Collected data
▽

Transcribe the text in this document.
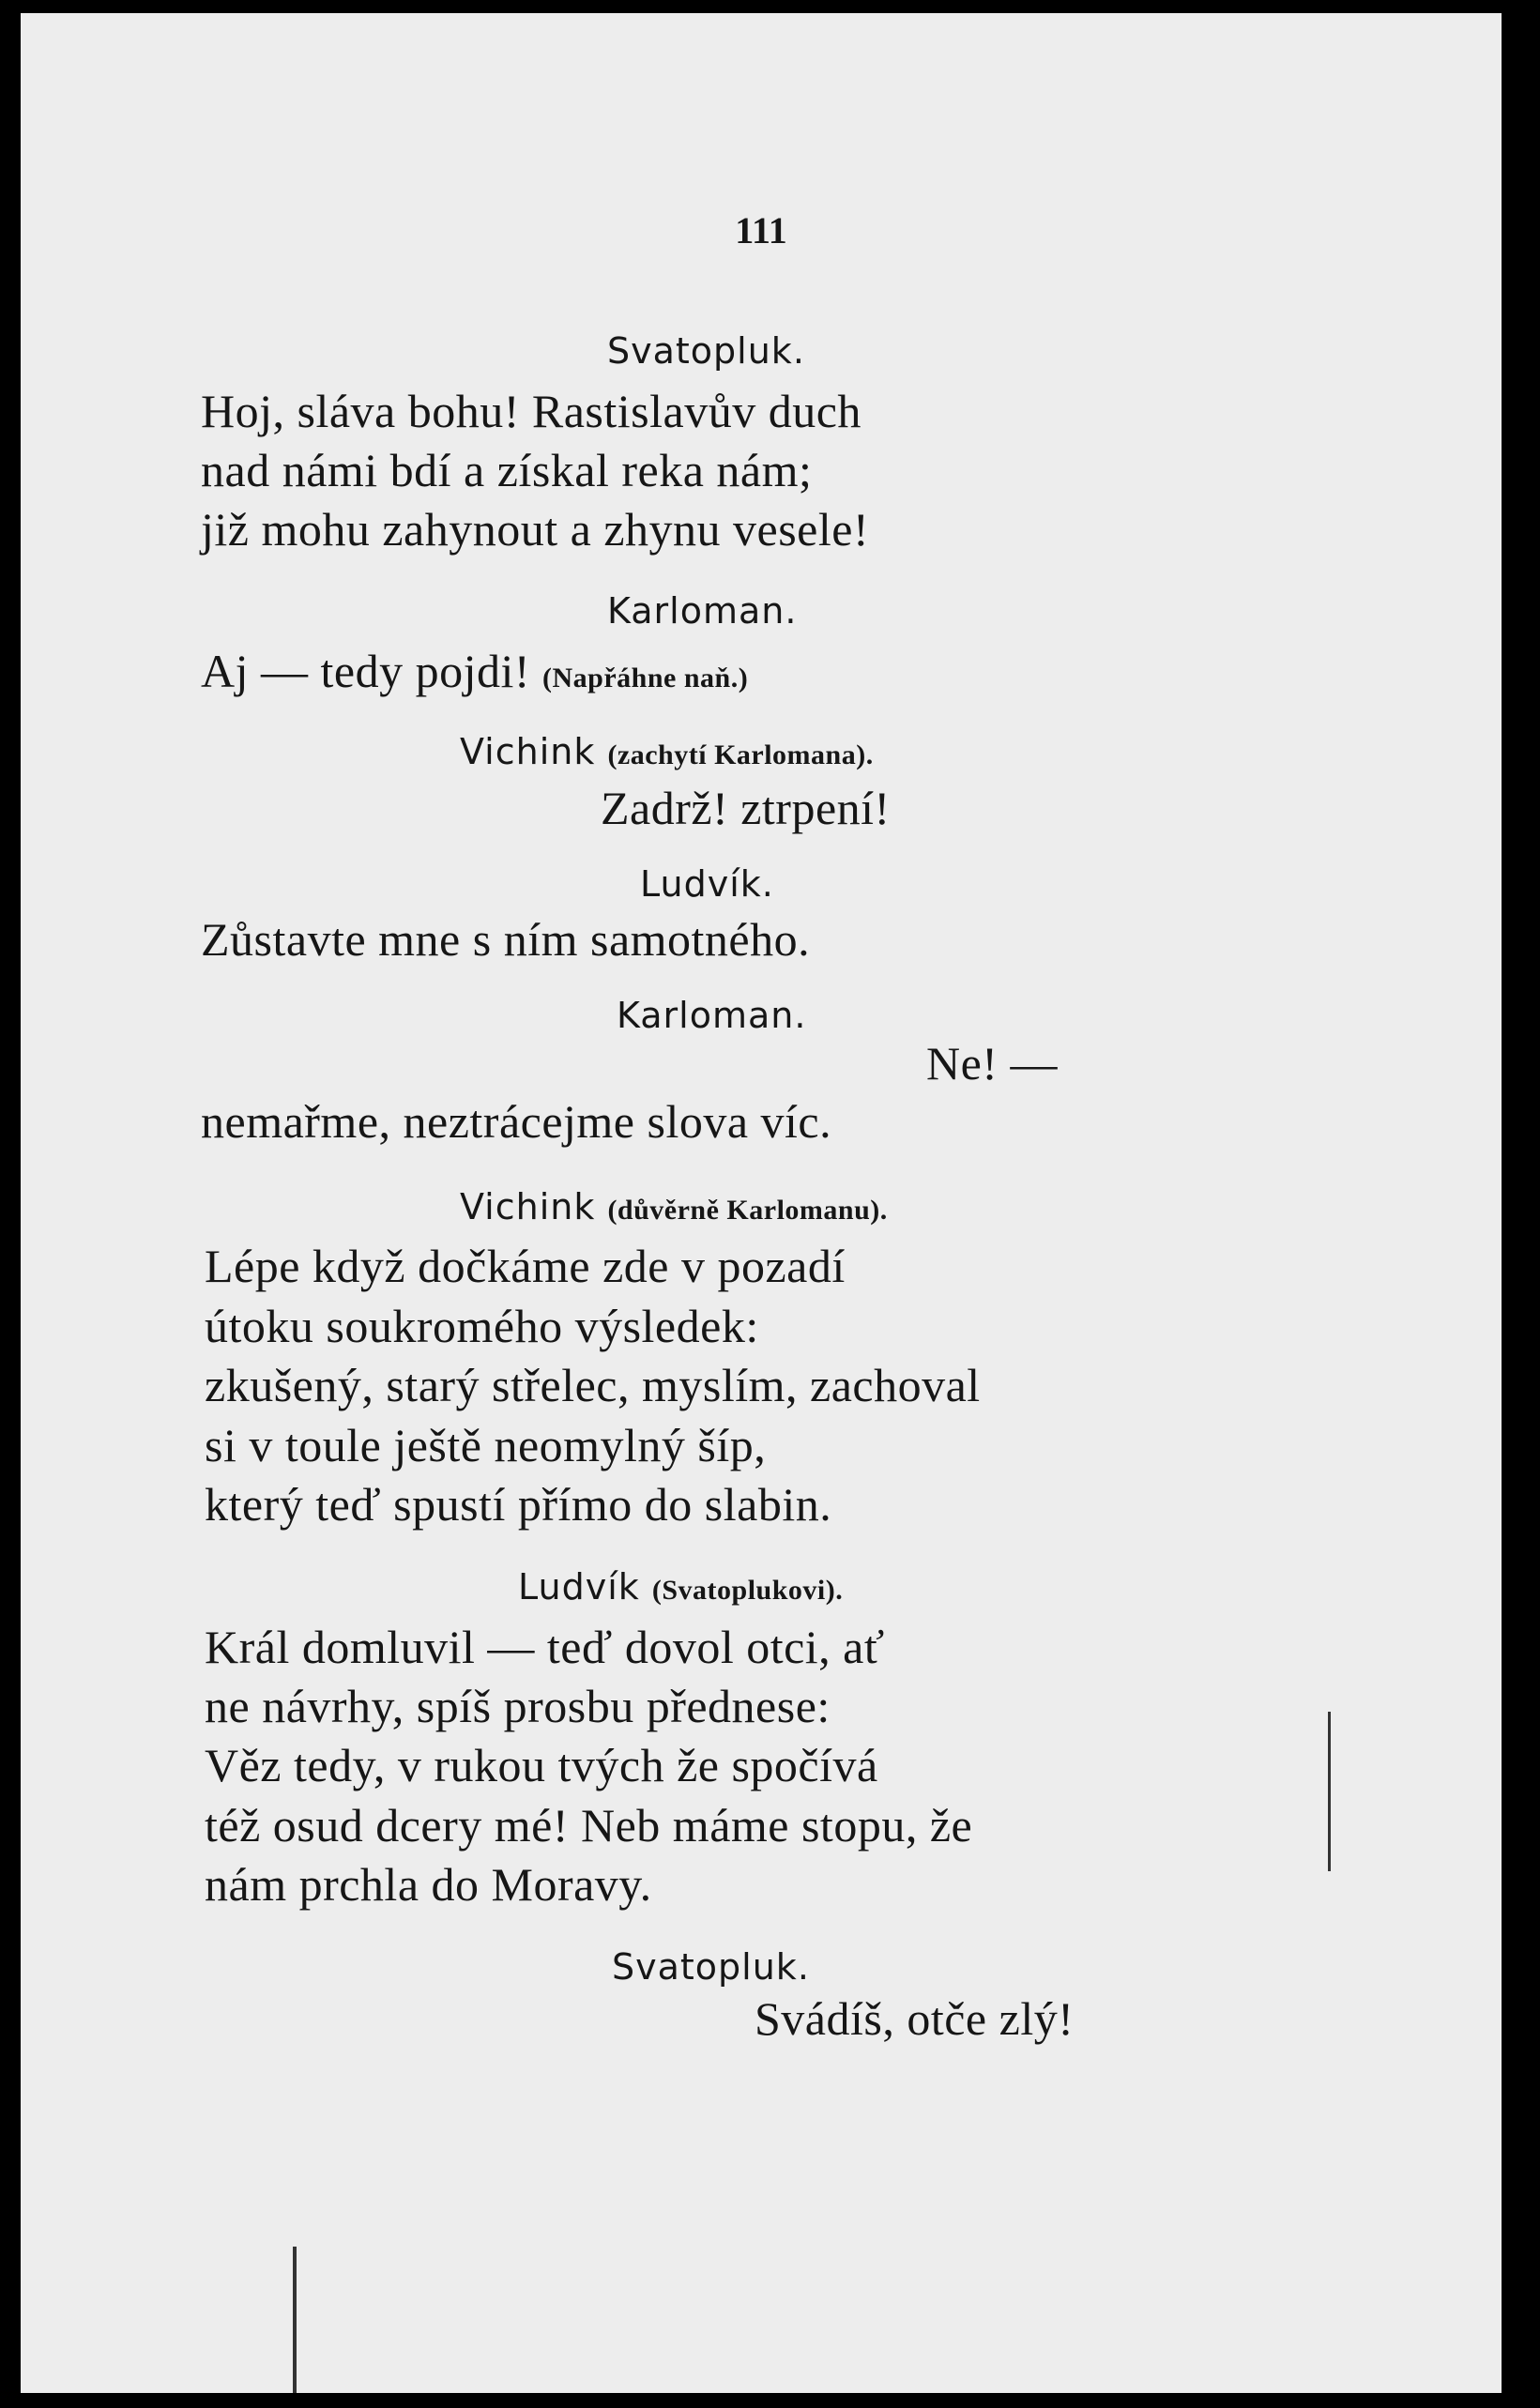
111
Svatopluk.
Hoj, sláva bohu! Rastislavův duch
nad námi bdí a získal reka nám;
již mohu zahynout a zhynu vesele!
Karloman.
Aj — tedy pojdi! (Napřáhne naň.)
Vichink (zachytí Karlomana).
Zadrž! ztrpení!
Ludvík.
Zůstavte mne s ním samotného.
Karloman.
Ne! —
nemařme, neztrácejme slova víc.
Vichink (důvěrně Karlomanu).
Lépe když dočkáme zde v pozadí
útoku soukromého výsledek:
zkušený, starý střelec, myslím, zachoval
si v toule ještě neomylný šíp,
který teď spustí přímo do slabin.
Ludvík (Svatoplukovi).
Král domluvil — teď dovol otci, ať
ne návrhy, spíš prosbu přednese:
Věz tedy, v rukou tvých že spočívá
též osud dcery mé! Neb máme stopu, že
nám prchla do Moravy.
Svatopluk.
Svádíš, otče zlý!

△
▽

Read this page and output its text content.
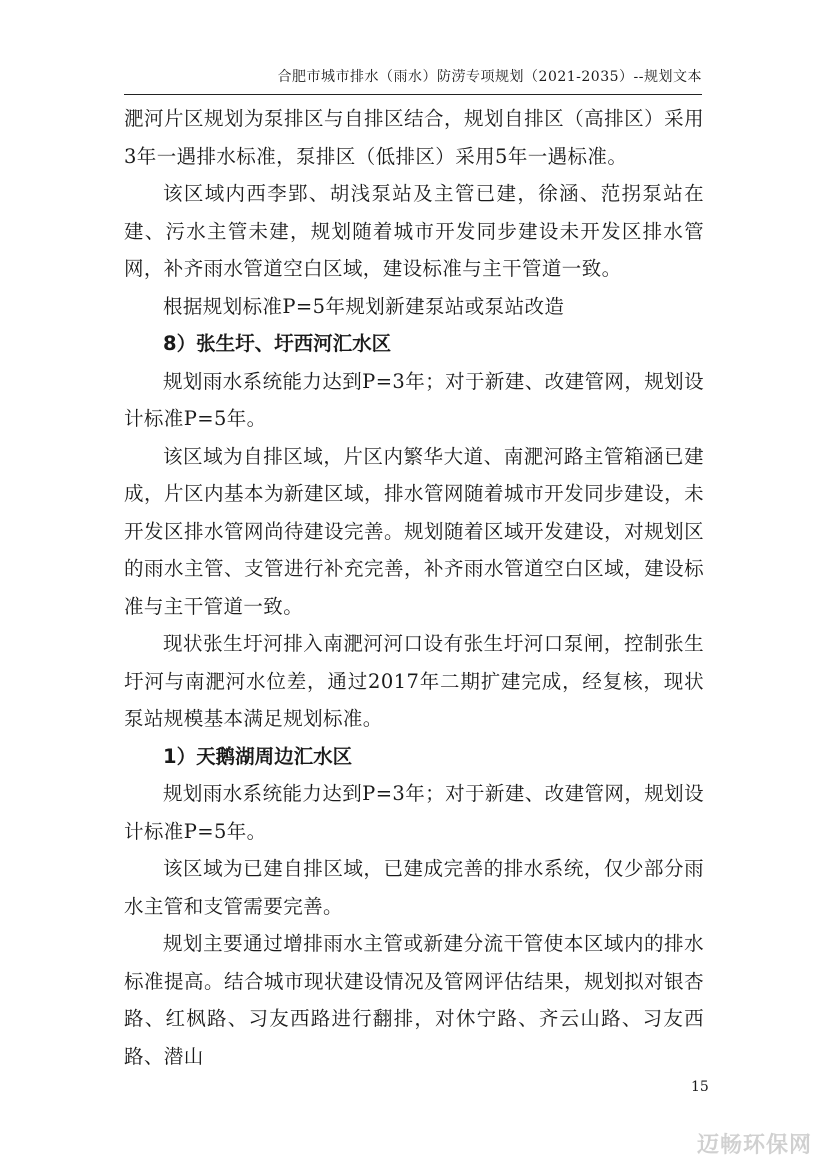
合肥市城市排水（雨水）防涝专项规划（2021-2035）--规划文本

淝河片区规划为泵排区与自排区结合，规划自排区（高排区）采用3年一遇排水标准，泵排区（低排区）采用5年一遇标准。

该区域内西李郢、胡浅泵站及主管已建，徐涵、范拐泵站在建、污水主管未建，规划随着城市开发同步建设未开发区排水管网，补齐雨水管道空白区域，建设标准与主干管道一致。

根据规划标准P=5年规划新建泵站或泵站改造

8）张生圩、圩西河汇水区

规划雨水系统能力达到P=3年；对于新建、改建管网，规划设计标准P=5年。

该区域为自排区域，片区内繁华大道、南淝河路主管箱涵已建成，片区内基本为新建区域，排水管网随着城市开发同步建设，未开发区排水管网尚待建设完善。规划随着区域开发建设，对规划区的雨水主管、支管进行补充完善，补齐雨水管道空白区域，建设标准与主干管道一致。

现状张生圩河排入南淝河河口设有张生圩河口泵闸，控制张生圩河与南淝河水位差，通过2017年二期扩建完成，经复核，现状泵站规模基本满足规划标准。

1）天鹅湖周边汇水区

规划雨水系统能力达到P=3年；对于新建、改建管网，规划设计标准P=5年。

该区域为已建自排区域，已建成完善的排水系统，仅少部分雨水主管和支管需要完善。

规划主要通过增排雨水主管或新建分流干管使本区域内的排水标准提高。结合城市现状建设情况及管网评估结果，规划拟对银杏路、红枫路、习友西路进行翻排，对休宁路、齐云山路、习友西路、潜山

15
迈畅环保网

△

» EXERCISE REQUIREMENTS
Look through the entries above for the word "tedy". Copy every line where it shows up.

» TASK OUTPUT
Aj — tedy pojdi! (Napřáhne naň.)
Věz tedy, v rukou tvých že spočívá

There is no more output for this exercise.